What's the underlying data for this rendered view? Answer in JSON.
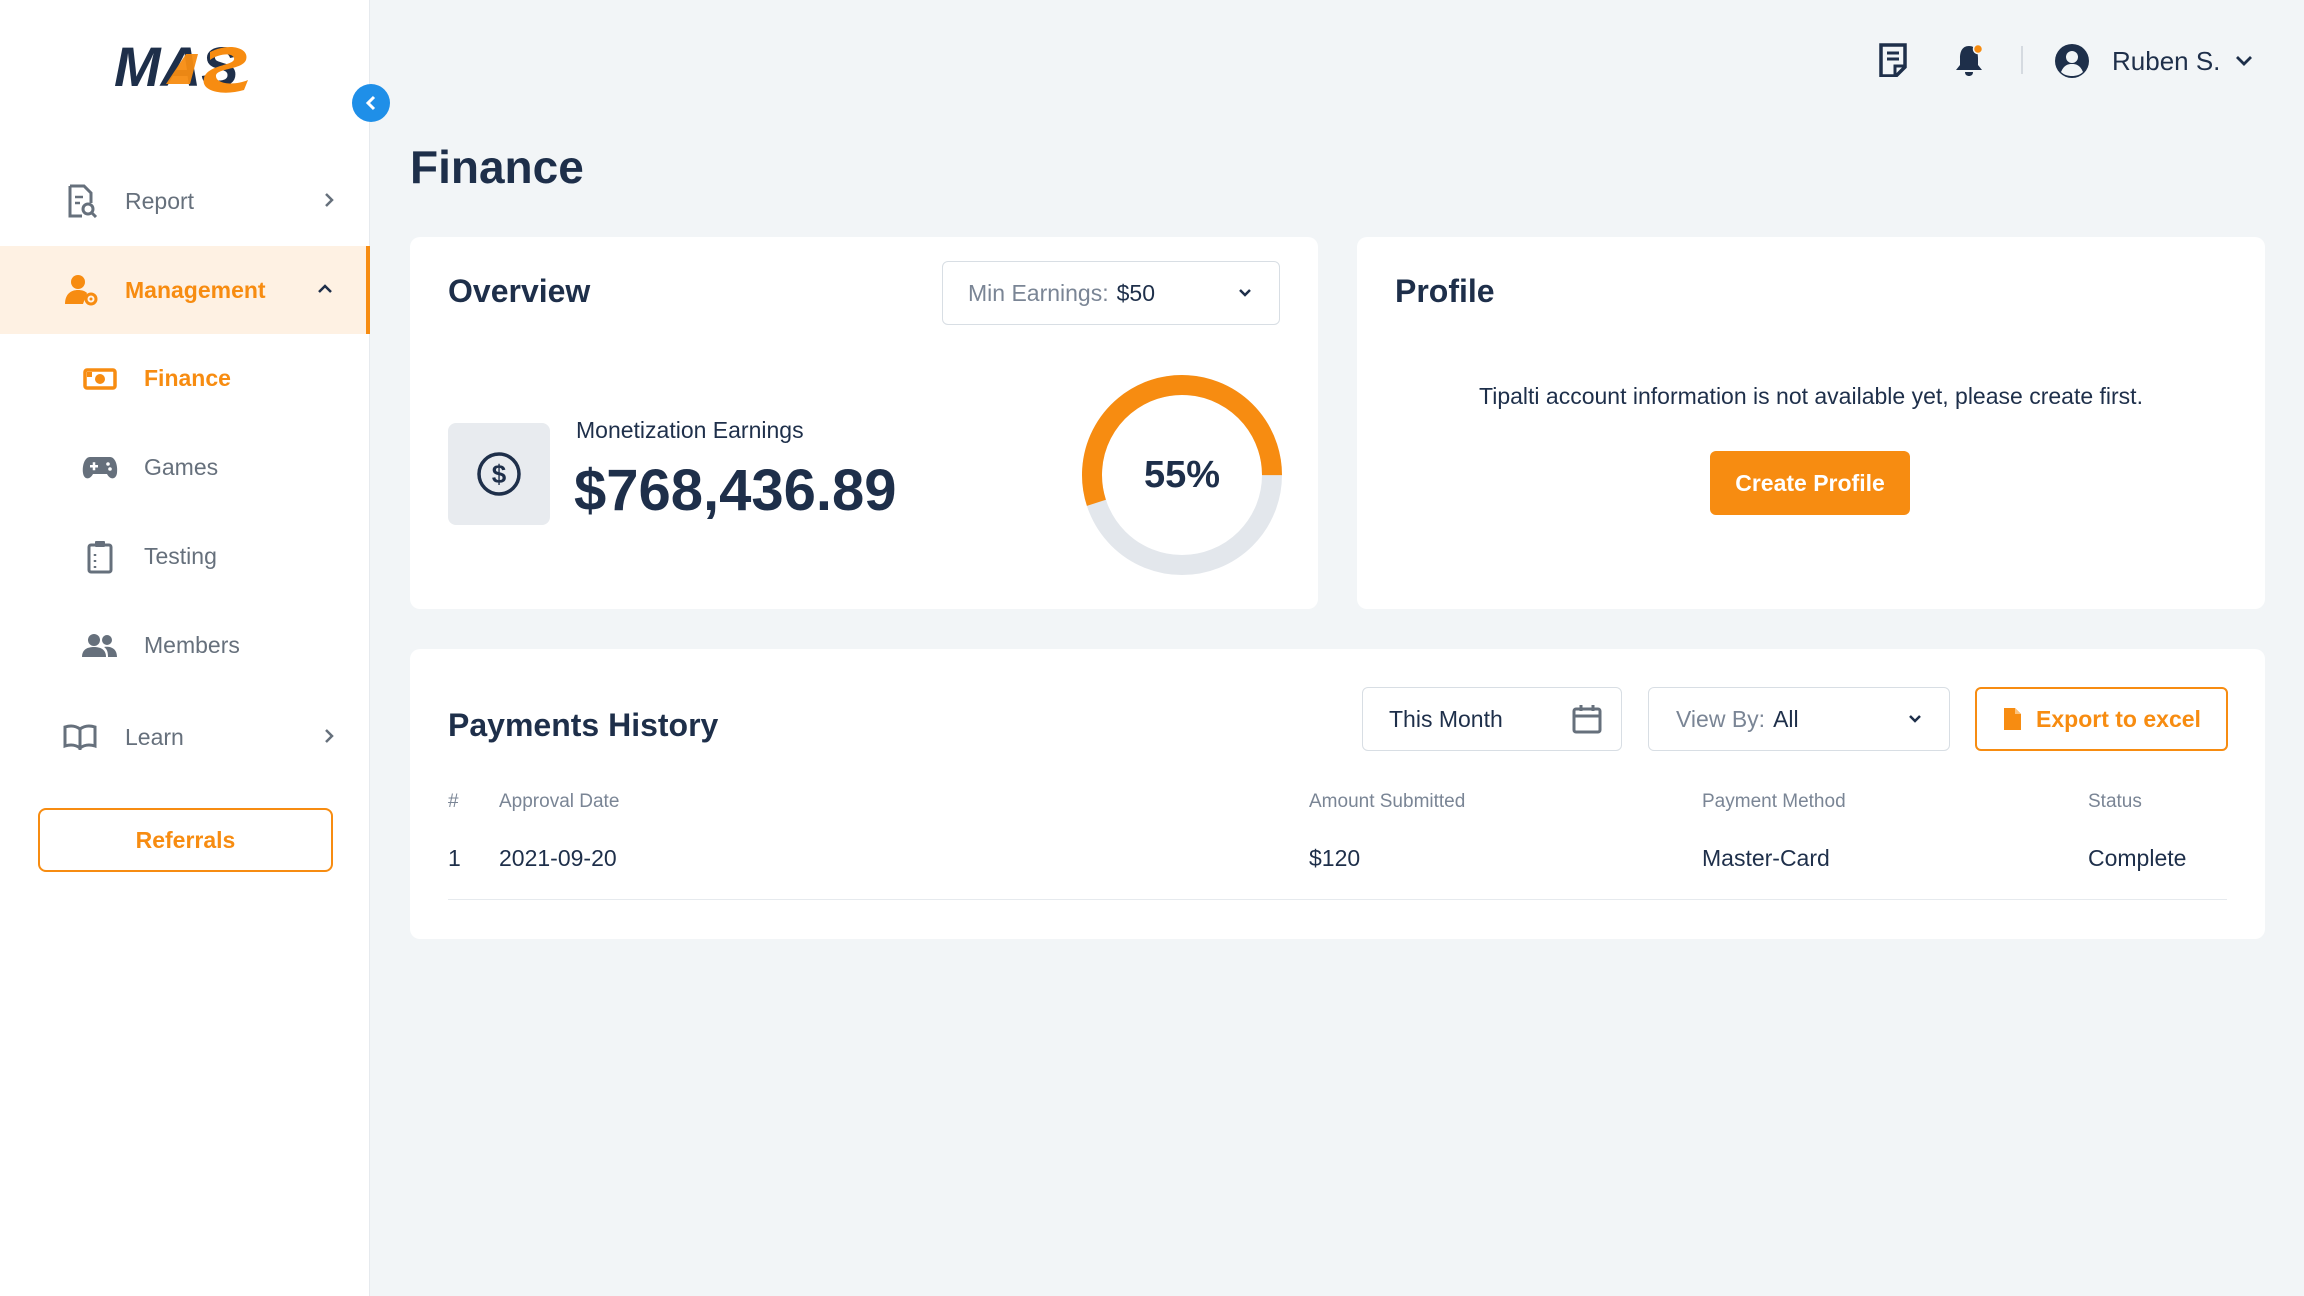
{
  "brand": {
    "logo_text": "MAS"
  },
  "sidebar": {
    "items": [
      {
        "label": "Report"
      },
      {
        "label": "Management"
      },
      {
        "label": "Learn"
      }
    ],
    "management_sub": [
      {
        "label": "Finance"
      },
      {
        "label": "Games"
      },
      {
        "label": "Testing"
      },
      {
        "label": "Members"
      }
    ],
    "referrals_label": "Referrals"
  },
  "header": {
    "user_name": "Ruben S."
  },
  "page": {
    "title": "Finance"
  },
  "overview": {
    "title": "Overview",
    "filter_prefix": "Min Earnings:",
    "filter_value": "$50",
    "earnings_label": "Monetization Earnings",
    "earnings_value": "$768,436.89",
    "progress_percent": 55,
    "progress_label": "55%"
  },
  "profile": {
    "title": "Profile",
    "message": "Tipalti account information is not available yet, please create first.",
    "create_button": "Create Profile"
  },
  "payments": {
    "title": "Payments History",
    "date_filter": "This Month",
    "view_by_prefix": "View By:",
    "view_by_value": "All",
    "export_label": "Export to excel",
    "columns": [
      "#",
      "Approval Date",
      "Amount Submitted",
      "Payment Method",
      "Status"
    ],
    "rows": [
      {
        "num": "1",
        "date": "2021-09-20",
        "amount": "$120",
        "method": "Master-Card",
        "status": "Complete"
      }
    ]
  },
  "colors": {
    "accent": "#f78c11",
    "primary_text": "#1e2f4a",
    "blue": "#1f8fe8",
    "track": "#e3e7ec"
  }
}
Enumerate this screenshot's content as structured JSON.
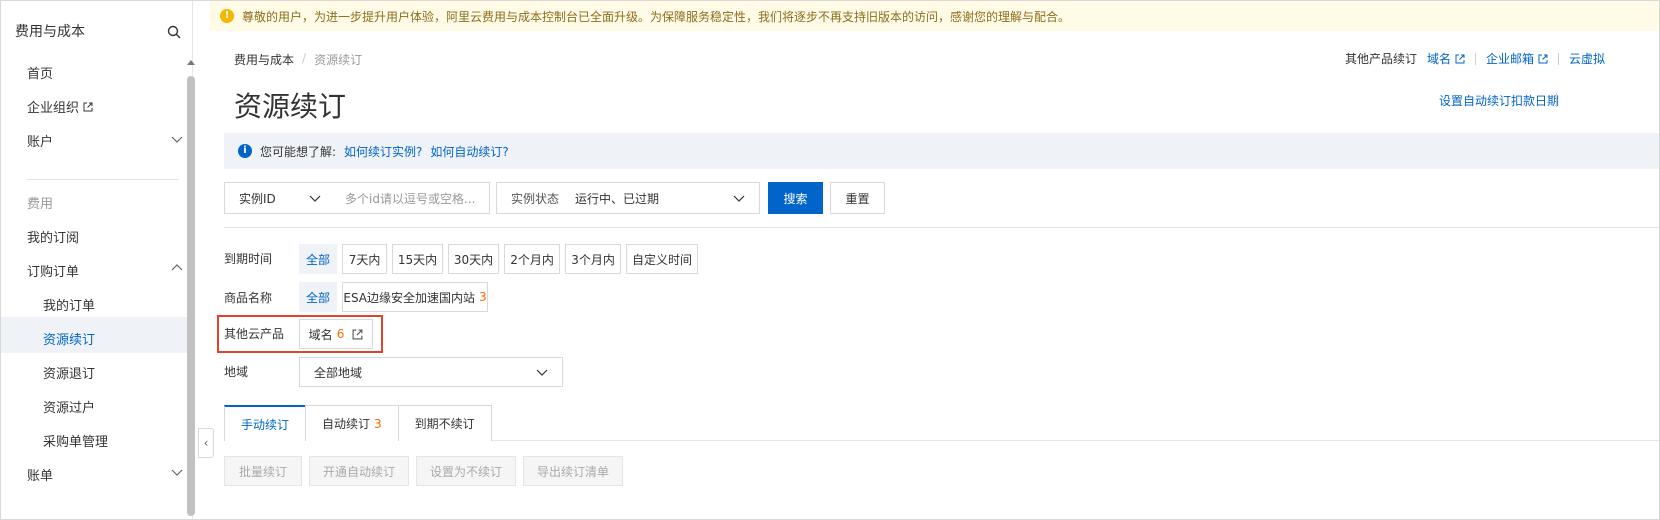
{
  "sidebar": {
    "title": "费用与成本",
    "items": [
      {
        "label": "首页"
      },
      {
        "label": "企业组织"
      },
      {
        "label": "账户"
      },
      {
        "label": "费用"
      },
      {
        "label": "我的订阅"
      },
      {
        "label": "订购订单"
      },
      {
        "label": "我的订单"
      },
      {
        "label": "资源续订"
      },
      {
        "label": "资源退订"
      },
      {
        "label": "资源过户"
      },
      {
        "label": "采购单管理"
      },
      {
        "label": "账单"
      }
    ]
  },
  "notice": "尊敬的用户，为进一步提升用户体验，阿里云费用与成本控制台已全面升级。为保障服务稳定性，我们将逐步不再支持旧版本的访问，感谢您的理解与配合。",
  "breadcrumb": [
    "费用与成本",
    "资源续订"
  ],
  "toplinks": {
    "label": "其他产品续订",
    "links": [
      "域名",
      "企业邮箱",
      "云虚拟"
    ]
  },
  "page_title": "资源续订",
  "set_date_link": "设置自动续订扣款日期",
  "info": {
    "prefix": "您可能想了解:",
    "link1": "如何续订实例?",
    "link2": "如何自动续订?"
  },
  "filters": {
    "id_select": "实例ID",
    "id_placeholder": "多个id请以逗号或空格...",
    "state_label": "实例状态",
    "state_value": "运行中、已过期",
    "search_btn": "搜索",
    "reset_btn": "重置"
  },
  "expiry": {
    "label": "到期时间",
    "options": [
      "全部",
      "7天内",
      "15天内",
      "30天内",
      "2个月内",
      "3个月内",
      "自定义时间"
    ]
  },
  "product": {
    "label": "商品名称",
    "all": "全部",
    "esa_label": "ESA边缘安全加速国内站",
    "esa_count": "3"
  },
  "other": {
    "label": "其他云产品",
    "domain": "域名",
    "domain_count": "6"
  },
  "region": {
    "label": "地域",
    "value": "全部地域"
  },
  "tabs": {
    "manual": "手动续订",
    "auto": "自动续订",
    "auto_count": "3",
    "no_renew": "到期不续订"
  },
  "actions": [
    "批量续订",
    "开通自动续订",
    "设置为不续订",
    "导出续订清单"
  ],
  "colors": {
    "primary": "#0064c8",
    "count": "#ff6a00",
    "highlight": "#e0442a"
  }
}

--------------------------------------------------

- _Work instructions_: Leave out the pictures and copy the rest of the material above exactly.

- _Solution for this exercise_:
What's the underlying data for this rendered view? Answer in JSON.
{
  "brand": {
    "logo_text": "MAS"
  },
  "sidebar": {
    "items": [
      {
        "label": "Report"
      },
      {
        "label": "Management"
      },
      {
        "label": "Learn"
      }
    ],
    "management_sub": [
      {
        "label": "Finance"
      },
      {
        "label": "Games"
      },
      {
        "label": "Testing"
      },
      {
        "label": "Members"
      }
    ],
    "referrals_label": "Referrals"
  },
  "header": {
    "user_name": "Ruben S."
  },
  "page": {
    "title": "Finance"
  },
  "overview": {
    "title": "Overview",
    "filter_prefix": "Min Earnings:",
    "filter_value": "$50",
    "earnings_label": "Monetization Earnings",
    "earnings_value": "$768,436.89",
    "progress_percent": 55,
    "progress_label": "55%"
  },
  "profile": {
    "title": "Profile",
    "message": "Tipalti account information is not available yet, please create first.",
    "create_button": "Create Profile"
  },
  "payments": {
    "title": "Payments History",
    "date_filter": "This Month",
    "view_by_prefix": "View By:",
    "view_by_value": "All",
    "export_label": "Export to excel",
    "columns": [
      "#",
      "Approval Date",
      "Amount Submitted",
      "Payment Method",
      "Status"
    ],
    "rows": [
      {
        "num": "1",
        "date": "2021-09-20",
        "amount": "$120",
        "method": "Master-Card",
        "status": "Complete"
      }
    ]
  },
  "colors": {
    "accent": "#f78c11",
    "primary_text": "#1e2f4a",
    "blue": "#1f8fe8",
    "track": "#e3e7ec"
  }
}
Enumerate this screenshot's content as structured JSON.
{
  "sidebar": {
    "title": "费用与成本",
    "items": [
      {
        "label": "首页"
      },
      {
        "label": "企业组织"
      },
      {
        "label": "账户"
      },
      {
        "label": "费用"
      },
      {
        "label": "我的订阅"
      },
      {
        "label": "订购订单"
      },
      {
        "label": "我的订单"
      },
      {
        "label": "资源续订"
      },
      {
        "label": "资源退订"
      },
      {
        "label": "资源过户"
      },
      {
        "label": "采购单管理"
      },
      {
        "label": "账单"
      }
    ]
  },
  "notice": "尊敬的用户，为进一步提升用户体验，阿里云费用与成本控制台已全面升级。为保障服务稳定性，我们将逐步不再支持旧版本的访问，感谢您的理解与配合。",
  "breadcrumb": [
    "费用与成本",
    "资源续订"
  ],
  "toplinks": {
    "label": "其他产品续订",
    "links": [
      "域名",
      "企业邮箱",
      "云虚拟"
    ]
  },
  "page_title": "资源续订",
  "set_date_link": "设置自动续订扣款日期",
  "info": {
    "prefix": "您可能想了解:",
    "link1": "如何续订实例?",
    "link2": "如何自动续订?"
  },
  "filters": {
    "id_select": "实例ID",
    "id_placeholder": "多个id请以逗号或空格...",
    "state_label": "实例状态",
    "state_value": "运行中、已过期",
    "search_btn": "搜索",
    "reset_btn": "重置"
  },
  "expiry": {
    "label": "到期时间",
    "options": [
      "全部",
      "7天内",
      "15天内",
      "30天内",
      "2个月内",
      "3个月内",
      "自定义时间"
    ]
  },
  "product": {
    "label": "商品名称",
    "all": "全部",
    "esa_label": "ESA边缘安全加速国内站",
    "esa_count": "3"
  },
  "other": {
    "label": "其他云产品",
    "domain": "域名",
    "domain_count": "6"
  },
  "region": {
    "label": "地域",
    "value": "全部地域"
  },
  "tabs": {
    "manual": "手动续订",
    "auto": "自动续订",
    "auto_count": "3",
    "no_renew": "到期不续订"
  },
  "actions": [
    "批量续订",
    "开通自动续订",
    "设置为不续订",
    "导出续订清单"
  ],
  "colors": {
    "primary": "#0064c8",
    "count": "#ff6a00",
    "highlight": "#e0442a"
  }
}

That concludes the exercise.